• **EXERCISE BRIEF**: Extract every line below that contains the word "structured".

+---+

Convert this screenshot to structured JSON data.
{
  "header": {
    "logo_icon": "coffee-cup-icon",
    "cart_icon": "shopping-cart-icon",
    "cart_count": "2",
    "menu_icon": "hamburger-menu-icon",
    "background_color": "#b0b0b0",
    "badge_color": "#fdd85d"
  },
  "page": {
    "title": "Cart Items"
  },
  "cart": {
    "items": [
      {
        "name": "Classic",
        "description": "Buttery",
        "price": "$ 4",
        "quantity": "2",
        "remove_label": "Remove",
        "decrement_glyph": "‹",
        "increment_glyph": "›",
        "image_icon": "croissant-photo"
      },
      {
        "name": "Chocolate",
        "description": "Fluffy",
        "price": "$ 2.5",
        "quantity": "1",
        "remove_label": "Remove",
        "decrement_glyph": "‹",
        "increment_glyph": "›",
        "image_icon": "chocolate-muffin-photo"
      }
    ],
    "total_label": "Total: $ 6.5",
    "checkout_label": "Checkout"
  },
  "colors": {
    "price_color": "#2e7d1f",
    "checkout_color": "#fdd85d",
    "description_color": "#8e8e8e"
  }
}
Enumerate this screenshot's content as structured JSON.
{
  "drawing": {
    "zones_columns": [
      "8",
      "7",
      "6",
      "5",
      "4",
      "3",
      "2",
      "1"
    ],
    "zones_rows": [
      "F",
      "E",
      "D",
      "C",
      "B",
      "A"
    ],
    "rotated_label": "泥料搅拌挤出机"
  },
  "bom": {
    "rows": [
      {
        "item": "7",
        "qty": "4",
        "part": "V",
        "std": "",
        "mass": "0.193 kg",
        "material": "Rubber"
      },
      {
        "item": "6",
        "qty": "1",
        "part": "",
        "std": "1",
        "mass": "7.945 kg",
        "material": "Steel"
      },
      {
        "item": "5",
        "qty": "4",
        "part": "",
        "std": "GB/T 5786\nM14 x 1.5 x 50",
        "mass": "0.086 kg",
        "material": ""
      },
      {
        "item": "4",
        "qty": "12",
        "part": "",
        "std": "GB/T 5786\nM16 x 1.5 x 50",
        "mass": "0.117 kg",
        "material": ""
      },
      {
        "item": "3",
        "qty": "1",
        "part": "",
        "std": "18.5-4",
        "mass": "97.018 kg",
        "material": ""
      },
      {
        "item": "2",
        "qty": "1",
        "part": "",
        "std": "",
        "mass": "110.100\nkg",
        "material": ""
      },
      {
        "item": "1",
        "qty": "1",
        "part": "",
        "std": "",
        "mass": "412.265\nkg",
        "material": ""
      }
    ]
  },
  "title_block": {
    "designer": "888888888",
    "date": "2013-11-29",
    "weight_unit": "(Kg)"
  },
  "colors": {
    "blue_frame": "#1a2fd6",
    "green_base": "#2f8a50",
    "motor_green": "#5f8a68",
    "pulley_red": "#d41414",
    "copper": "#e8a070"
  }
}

+---+

• **SOLUTION TO THIS EXERCISE**:
Convert this screenshot to structured JSON data.
Enumerate this screenshot's content as structured JSON.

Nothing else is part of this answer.